> [Dataset]
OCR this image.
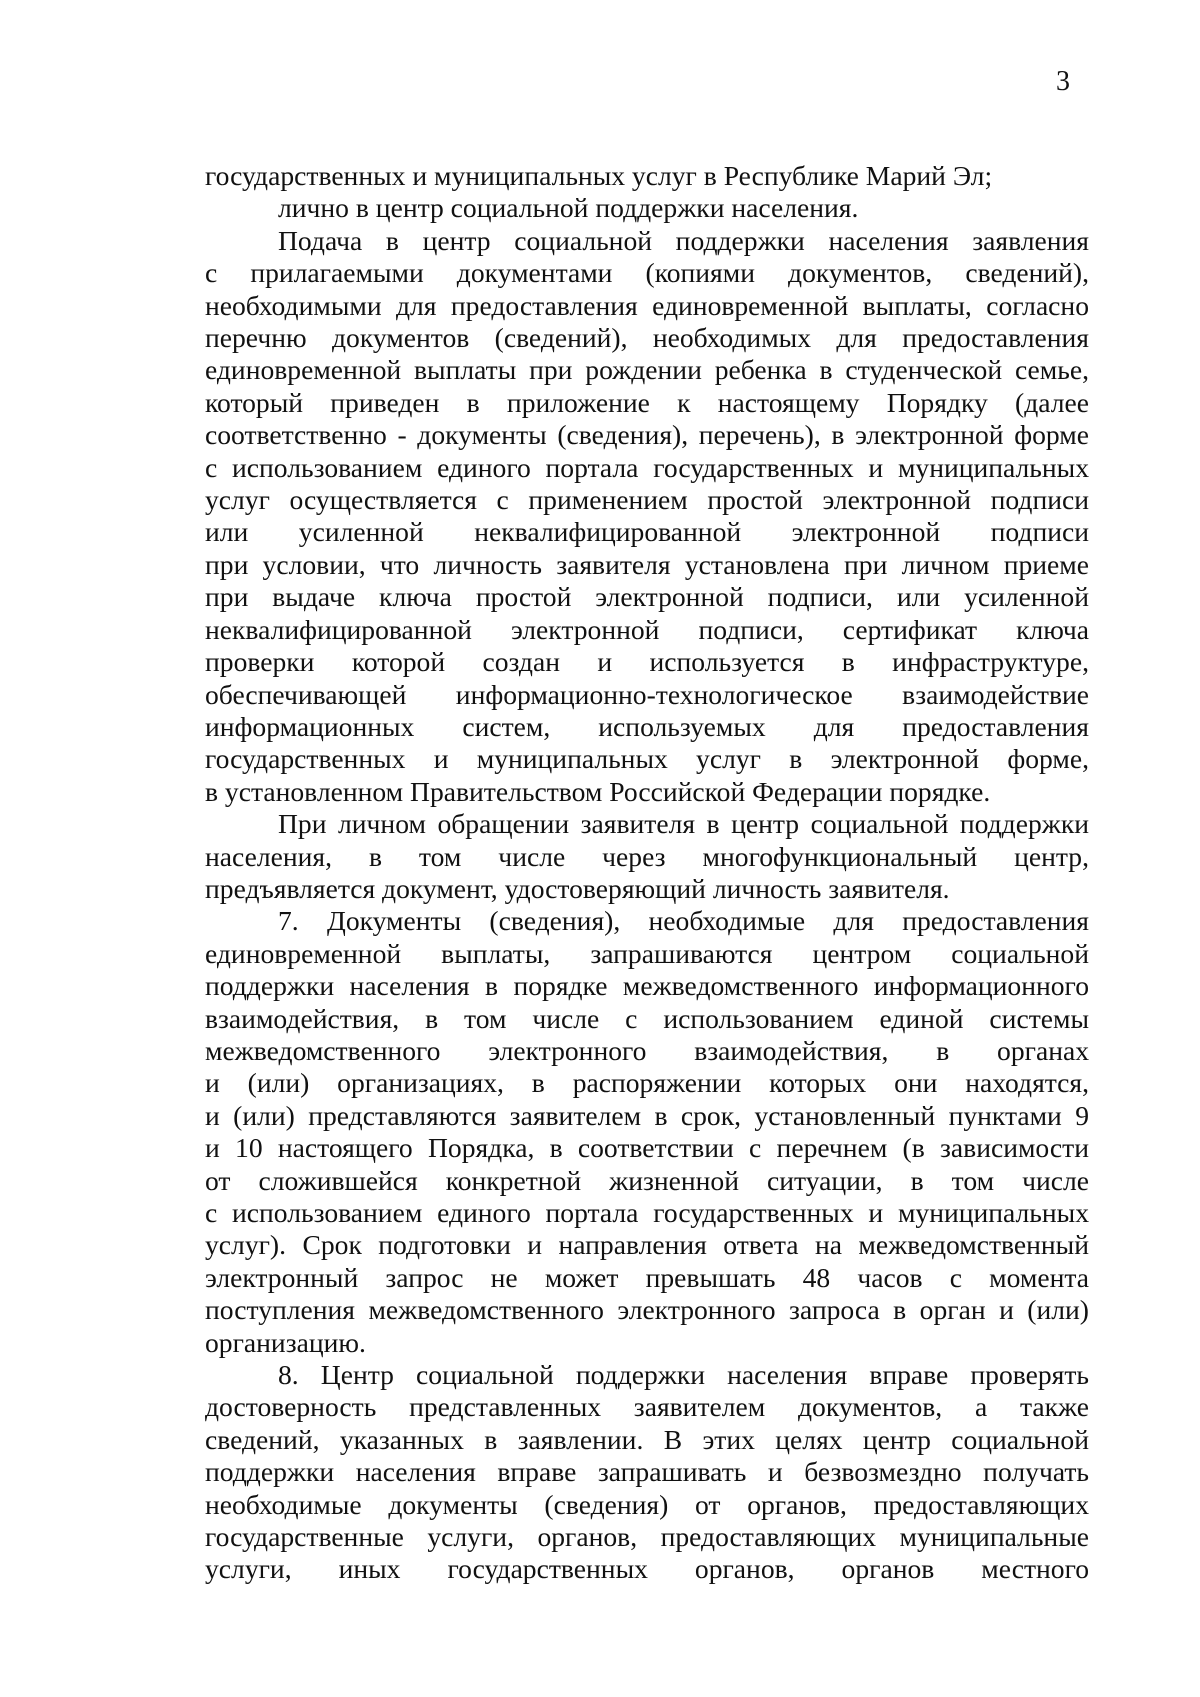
3
государственных и муниципальных услуг в Республике Марий Эл;
лично в центр социальной поддержки населения.
Подача в центр социальной поддержки населения заявления
с прилагаемыми документами (копиями документов, сведений),
необходимыми для предоставления единовременной выплаты, согласно
перечню документов (сведений), необходимых для предоставления
единовременной выплаты при рождении ребенка в студенческой семье,
который приведен в приложение к настоящему Порядку (далее
соответственно - документы (сведения), перечень), в электронной форме
с использованием единого портала государственных и муниципальных
услуг осуществляется с применением простой электронной подписи
или усиленной неквалифицированной электронной подписи
при условии, что личность заявителя установлена при личном приеме
при выдаче ключа простой электронной подписи, или усиленной
неквалифицированной электронной подписи, сертификат ключа
проверки которой создан и используется в инфраструктуре,
обеспечивающей информационно-технологическое взаимодействие
информационных систем, используемых для предоставления
государственных и муниципальных услуг в электронной форме,
в установленном Правительством Российской Федерации порядке.
При личном обращении заявителя в центр социальной поддержки
населения, в том числе через многофункциональный центр,
предъявляется документ, удостоверяющий личность заявителя.
7. Документы (сведения), необходимые для предоставления
единовременной выплаты, запрашиваются центром социальной
поддержки населения в порядке межведомственного информационного
взаимодействия, в том числе с использованием единой системы
межведомственного электронного взаимодействия, в органах
и (или) организациях, в распоряжении которых они находятся,
и (или) представляются заявителем в срок, установленный пунктами 9
и 10 настоящего Порядка, в соответствии с перечнем (в зависимости
от сложившейся конкретной жизненной ситуации, в том числе
с использованием единого портала государственных и муниципальных
услуг). Срок подготовки и направления ответа на межведомственный
электронный запрос не может превышать 48 часов с момента
поступления межведомственного электронного запроса в орган и (или)
организацию.
8. Центр социальной поддержки населения вправе проверять
достоверность представленных заявителем документов, а также
сведений, указанных в заявлении. В этих целях центр социальной
поддержки населения вправе запрашивать и безвозмездно получать
необходимые документы (сведения) от органов, предоставляющих
государственные услуги, органов, предоставляющих муниципальные
услуги, иных государственных органов, органов местного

> [Instruction] Each line that holds the word "выплаты" is to be copied.

> [Solved problem]
необходимыми для предоставления единовременной выплаты, согласно
единовременной выплаты при рождении ребенка в студенческой семье,
единовременной выплаты, запрашиваются центром социальной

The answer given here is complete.